- **Exercise directions**:
Look through the material below, count the lines containing the word "lower", and state only the count.

──────

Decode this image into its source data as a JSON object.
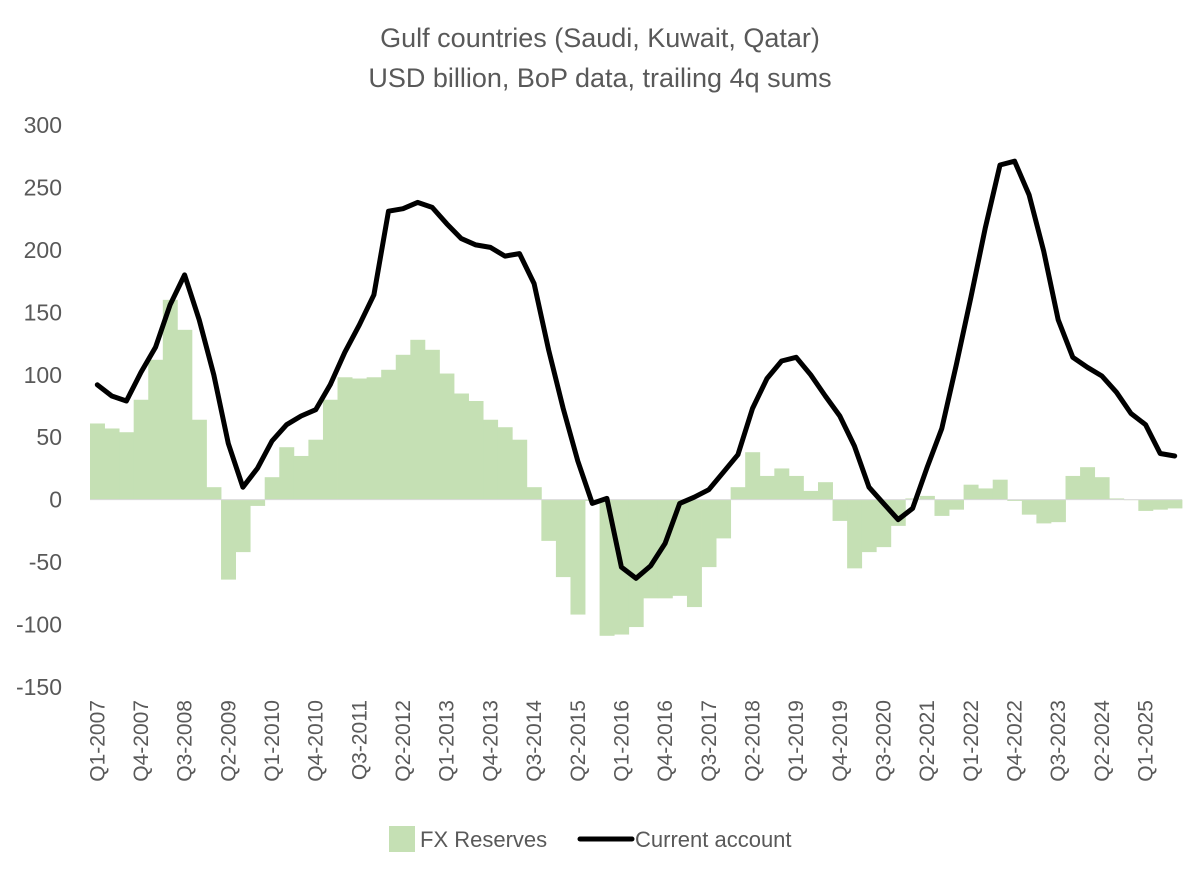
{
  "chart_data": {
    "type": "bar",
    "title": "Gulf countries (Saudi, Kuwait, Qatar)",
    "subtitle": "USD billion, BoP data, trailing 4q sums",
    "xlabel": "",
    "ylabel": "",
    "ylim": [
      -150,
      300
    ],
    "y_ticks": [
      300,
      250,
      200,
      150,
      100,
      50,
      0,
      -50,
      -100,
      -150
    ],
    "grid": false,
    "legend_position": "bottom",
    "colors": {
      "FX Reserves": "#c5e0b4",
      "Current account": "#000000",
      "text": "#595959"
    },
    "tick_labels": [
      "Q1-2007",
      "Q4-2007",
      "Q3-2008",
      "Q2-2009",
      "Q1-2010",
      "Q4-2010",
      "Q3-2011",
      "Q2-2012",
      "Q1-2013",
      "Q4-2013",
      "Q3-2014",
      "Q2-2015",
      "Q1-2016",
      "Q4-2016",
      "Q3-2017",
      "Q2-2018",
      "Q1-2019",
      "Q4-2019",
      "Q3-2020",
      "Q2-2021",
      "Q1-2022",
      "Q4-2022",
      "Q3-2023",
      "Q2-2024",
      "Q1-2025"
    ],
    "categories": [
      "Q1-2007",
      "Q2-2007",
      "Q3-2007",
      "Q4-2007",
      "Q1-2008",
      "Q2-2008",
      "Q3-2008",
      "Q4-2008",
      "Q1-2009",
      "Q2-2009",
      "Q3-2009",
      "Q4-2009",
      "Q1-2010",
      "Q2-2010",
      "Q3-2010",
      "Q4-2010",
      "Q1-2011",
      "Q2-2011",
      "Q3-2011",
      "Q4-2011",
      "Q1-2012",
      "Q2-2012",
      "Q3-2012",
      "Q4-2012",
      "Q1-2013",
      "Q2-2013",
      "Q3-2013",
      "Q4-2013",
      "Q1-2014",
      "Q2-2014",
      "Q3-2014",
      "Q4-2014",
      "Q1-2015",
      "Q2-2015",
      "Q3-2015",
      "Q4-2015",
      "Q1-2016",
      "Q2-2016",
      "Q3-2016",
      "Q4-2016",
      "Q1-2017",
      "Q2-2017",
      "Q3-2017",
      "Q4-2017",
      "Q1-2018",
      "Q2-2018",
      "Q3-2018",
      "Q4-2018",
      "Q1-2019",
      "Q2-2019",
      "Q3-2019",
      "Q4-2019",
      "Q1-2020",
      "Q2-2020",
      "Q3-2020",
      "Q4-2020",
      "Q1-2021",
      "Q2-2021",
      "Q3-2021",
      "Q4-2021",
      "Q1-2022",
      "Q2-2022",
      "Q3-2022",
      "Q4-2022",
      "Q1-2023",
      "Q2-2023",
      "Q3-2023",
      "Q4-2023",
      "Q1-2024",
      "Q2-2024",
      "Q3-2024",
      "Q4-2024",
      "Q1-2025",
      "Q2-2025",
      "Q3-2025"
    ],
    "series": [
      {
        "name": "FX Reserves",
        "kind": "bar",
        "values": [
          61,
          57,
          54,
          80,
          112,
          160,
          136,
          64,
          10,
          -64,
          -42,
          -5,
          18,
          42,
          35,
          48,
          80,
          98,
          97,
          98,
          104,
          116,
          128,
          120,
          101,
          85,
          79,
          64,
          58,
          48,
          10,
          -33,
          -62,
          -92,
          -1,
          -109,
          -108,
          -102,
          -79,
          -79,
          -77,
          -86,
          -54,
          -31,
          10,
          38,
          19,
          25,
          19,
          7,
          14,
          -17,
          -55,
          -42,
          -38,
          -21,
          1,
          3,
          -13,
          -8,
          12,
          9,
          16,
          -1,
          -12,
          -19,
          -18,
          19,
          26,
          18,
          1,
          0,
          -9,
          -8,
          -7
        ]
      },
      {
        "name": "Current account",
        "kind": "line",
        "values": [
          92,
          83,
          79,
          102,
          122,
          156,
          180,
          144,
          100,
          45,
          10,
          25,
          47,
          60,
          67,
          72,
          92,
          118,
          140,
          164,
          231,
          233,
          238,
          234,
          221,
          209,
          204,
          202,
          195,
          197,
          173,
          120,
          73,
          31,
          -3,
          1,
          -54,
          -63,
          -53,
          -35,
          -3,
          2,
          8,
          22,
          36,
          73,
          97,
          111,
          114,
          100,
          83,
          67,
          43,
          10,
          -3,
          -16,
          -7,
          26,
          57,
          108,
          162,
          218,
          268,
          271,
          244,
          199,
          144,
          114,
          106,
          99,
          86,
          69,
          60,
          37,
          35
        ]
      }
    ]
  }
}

──────

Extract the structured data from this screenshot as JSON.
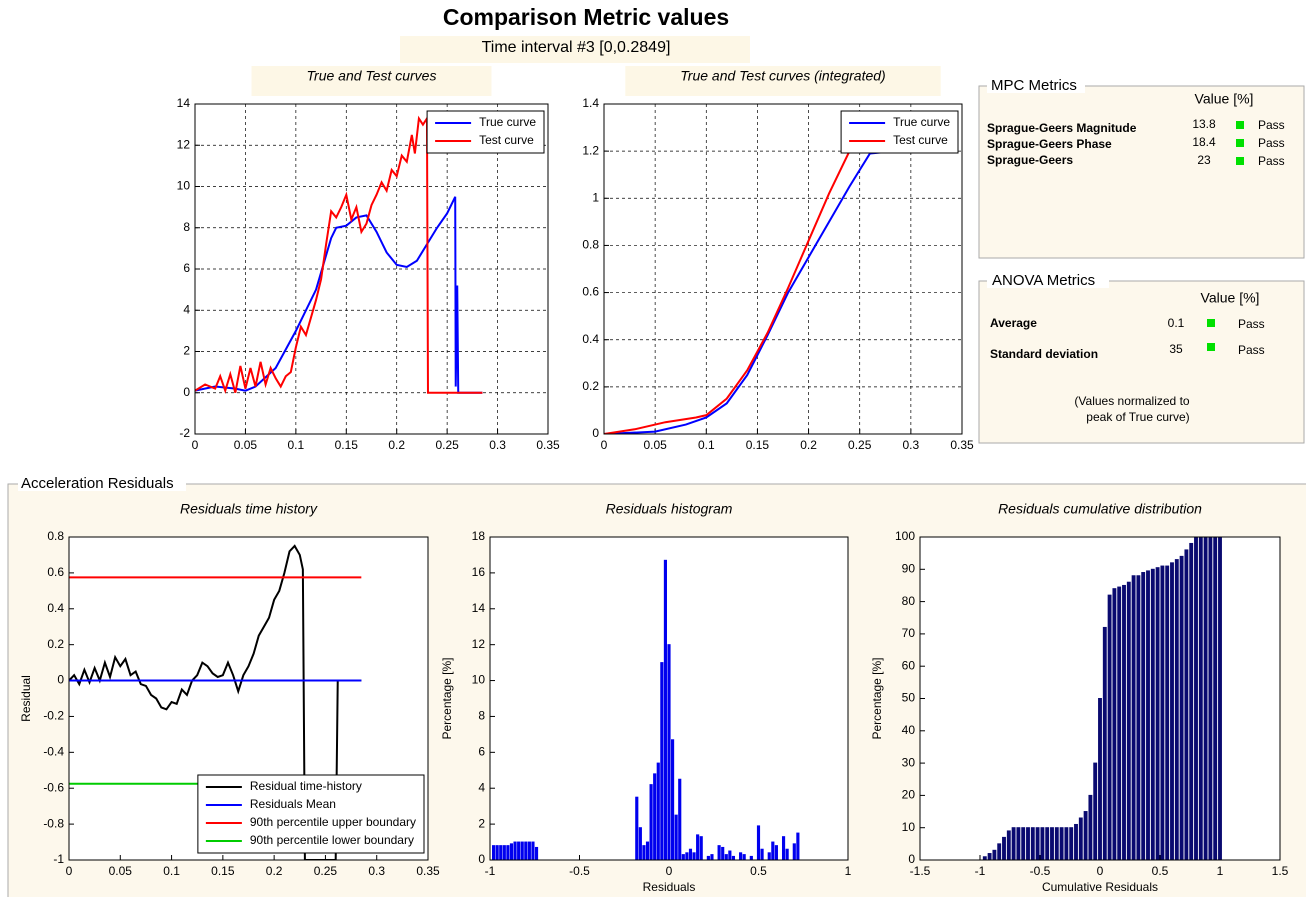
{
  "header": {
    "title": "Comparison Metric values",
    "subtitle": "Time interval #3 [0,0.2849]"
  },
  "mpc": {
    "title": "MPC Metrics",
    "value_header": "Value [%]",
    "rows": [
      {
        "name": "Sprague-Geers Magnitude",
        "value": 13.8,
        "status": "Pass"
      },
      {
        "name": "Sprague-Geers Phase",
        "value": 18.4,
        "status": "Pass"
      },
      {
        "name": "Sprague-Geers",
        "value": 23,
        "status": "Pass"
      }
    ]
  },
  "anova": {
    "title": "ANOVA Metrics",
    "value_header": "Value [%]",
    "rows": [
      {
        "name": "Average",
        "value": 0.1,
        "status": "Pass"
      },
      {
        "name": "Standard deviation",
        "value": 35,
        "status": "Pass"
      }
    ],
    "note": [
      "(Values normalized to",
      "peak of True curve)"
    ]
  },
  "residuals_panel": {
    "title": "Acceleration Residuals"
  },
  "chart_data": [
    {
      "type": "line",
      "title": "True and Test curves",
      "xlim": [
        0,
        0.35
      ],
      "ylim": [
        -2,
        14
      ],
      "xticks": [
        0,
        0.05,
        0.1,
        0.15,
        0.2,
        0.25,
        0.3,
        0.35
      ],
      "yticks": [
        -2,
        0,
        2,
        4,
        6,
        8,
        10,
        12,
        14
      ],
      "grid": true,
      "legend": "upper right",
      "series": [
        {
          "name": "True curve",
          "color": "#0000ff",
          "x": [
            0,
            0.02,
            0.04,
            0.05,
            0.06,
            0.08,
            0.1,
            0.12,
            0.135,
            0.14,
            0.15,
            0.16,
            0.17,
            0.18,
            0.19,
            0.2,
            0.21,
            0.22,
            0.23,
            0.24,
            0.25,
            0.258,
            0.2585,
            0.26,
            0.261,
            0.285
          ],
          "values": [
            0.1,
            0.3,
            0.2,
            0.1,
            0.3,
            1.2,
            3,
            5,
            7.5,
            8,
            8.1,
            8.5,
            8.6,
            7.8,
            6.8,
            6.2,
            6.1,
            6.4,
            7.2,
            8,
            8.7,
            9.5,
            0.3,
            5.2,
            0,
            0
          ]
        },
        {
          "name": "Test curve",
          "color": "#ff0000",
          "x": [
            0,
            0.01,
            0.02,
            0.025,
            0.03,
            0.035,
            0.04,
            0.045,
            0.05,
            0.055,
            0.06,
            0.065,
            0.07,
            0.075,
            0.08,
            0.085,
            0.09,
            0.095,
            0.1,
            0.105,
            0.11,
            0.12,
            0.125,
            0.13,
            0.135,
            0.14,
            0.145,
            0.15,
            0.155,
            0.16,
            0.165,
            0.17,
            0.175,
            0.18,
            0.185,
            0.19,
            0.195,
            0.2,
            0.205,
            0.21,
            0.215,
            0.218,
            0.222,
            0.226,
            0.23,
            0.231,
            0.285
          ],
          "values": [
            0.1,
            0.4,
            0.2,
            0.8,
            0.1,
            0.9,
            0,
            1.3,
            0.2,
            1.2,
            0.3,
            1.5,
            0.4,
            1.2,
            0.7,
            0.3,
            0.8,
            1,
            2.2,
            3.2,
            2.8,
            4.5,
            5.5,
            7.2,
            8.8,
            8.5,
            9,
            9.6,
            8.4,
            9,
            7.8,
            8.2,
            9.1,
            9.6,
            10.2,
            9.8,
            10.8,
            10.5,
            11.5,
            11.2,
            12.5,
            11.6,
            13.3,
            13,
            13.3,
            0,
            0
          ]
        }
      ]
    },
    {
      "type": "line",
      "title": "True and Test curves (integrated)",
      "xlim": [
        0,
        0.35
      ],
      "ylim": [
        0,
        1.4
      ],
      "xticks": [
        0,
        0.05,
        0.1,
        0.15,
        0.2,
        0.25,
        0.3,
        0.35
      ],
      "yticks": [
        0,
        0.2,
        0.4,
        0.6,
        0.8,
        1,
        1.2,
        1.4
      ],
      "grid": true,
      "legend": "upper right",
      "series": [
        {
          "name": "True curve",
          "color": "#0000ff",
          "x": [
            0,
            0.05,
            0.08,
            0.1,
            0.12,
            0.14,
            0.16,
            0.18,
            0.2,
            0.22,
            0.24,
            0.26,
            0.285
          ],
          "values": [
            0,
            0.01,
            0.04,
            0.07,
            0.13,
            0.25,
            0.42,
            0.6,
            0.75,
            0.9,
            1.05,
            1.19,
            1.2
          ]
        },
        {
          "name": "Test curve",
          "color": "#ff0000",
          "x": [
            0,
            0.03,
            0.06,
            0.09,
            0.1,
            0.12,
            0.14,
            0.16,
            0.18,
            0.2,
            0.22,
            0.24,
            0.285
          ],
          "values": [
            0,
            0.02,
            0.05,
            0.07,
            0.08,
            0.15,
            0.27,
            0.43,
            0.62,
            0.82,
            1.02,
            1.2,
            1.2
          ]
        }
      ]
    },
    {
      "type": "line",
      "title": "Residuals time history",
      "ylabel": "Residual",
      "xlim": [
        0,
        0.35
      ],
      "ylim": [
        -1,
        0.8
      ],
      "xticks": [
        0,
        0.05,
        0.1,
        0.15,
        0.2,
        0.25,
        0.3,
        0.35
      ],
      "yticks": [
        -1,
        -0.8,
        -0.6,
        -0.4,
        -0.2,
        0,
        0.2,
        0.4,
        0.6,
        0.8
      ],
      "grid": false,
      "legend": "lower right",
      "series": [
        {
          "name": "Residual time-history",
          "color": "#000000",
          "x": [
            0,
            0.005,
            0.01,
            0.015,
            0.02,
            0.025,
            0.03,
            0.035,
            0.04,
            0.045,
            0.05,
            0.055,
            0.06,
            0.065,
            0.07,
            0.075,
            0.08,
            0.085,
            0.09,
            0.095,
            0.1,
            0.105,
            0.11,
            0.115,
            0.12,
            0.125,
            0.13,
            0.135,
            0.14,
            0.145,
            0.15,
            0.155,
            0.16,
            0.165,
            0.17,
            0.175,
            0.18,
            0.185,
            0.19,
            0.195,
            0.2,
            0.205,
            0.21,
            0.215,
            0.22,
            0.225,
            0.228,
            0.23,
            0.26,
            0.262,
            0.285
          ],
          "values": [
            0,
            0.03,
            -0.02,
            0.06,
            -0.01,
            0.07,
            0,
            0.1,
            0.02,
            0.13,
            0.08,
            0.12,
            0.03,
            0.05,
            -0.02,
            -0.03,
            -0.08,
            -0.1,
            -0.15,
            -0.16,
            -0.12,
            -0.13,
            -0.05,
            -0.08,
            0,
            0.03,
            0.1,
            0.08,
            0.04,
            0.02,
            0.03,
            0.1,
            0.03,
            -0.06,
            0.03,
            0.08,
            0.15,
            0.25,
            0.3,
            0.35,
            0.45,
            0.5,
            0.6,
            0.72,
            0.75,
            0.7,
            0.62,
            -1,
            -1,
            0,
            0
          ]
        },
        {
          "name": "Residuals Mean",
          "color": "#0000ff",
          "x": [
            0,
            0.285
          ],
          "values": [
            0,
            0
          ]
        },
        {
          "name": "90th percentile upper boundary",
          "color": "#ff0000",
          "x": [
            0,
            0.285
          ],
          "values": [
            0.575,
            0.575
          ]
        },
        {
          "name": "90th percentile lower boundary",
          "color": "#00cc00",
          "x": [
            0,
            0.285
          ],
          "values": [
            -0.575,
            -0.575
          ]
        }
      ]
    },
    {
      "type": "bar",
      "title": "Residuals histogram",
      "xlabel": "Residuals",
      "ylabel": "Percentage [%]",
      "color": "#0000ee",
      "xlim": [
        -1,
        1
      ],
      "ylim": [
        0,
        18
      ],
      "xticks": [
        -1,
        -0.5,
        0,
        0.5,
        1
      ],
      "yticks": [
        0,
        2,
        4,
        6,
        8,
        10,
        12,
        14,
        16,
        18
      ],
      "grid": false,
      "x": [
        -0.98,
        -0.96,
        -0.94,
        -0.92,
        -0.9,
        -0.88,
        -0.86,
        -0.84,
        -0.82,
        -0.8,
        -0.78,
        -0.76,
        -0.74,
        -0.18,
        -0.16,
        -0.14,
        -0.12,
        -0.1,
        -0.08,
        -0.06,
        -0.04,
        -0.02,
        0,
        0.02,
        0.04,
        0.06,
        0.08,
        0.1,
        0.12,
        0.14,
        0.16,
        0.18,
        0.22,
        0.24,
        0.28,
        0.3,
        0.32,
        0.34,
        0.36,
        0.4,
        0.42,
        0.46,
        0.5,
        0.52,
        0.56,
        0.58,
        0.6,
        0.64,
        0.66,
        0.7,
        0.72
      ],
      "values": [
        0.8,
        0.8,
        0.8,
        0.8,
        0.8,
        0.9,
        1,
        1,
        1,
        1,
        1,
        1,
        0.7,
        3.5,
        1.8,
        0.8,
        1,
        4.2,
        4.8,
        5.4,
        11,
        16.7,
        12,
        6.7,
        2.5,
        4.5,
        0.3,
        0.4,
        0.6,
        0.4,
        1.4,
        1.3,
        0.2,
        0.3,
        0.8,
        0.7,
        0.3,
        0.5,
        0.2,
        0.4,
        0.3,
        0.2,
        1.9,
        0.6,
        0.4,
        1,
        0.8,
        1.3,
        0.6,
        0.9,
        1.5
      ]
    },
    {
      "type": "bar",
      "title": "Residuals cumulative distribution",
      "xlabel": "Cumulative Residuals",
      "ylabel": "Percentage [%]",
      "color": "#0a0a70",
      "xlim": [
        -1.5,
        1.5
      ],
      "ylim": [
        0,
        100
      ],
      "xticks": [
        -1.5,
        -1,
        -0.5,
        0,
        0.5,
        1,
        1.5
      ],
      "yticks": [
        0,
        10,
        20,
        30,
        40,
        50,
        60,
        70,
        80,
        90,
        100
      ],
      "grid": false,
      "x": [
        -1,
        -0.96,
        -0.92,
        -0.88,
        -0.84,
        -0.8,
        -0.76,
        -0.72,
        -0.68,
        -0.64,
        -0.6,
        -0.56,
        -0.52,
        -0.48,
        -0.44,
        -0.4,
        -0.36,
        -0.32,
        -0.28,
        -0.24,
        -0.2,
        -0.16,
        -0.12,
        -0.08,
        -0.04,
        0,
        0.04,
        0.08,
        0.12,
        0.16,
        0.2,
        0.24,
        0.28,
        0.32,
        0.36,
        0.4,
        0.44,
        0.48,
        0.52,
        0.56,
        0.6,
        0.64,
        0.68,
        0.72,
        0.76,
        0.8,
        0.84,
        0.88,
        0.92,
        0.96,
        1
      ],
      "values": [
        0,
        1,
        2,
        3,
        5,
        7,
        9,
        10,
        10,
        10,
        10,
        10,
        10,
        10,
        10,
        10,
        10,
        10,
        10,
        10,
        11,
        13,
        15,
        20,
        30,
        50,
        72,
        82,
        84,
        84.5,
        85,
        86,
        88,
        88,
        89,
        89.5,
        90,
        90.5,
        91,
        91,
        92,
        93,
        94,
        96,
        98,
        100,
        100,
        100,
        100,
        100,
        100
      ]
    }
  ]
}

──────

- **Exercise output**:
2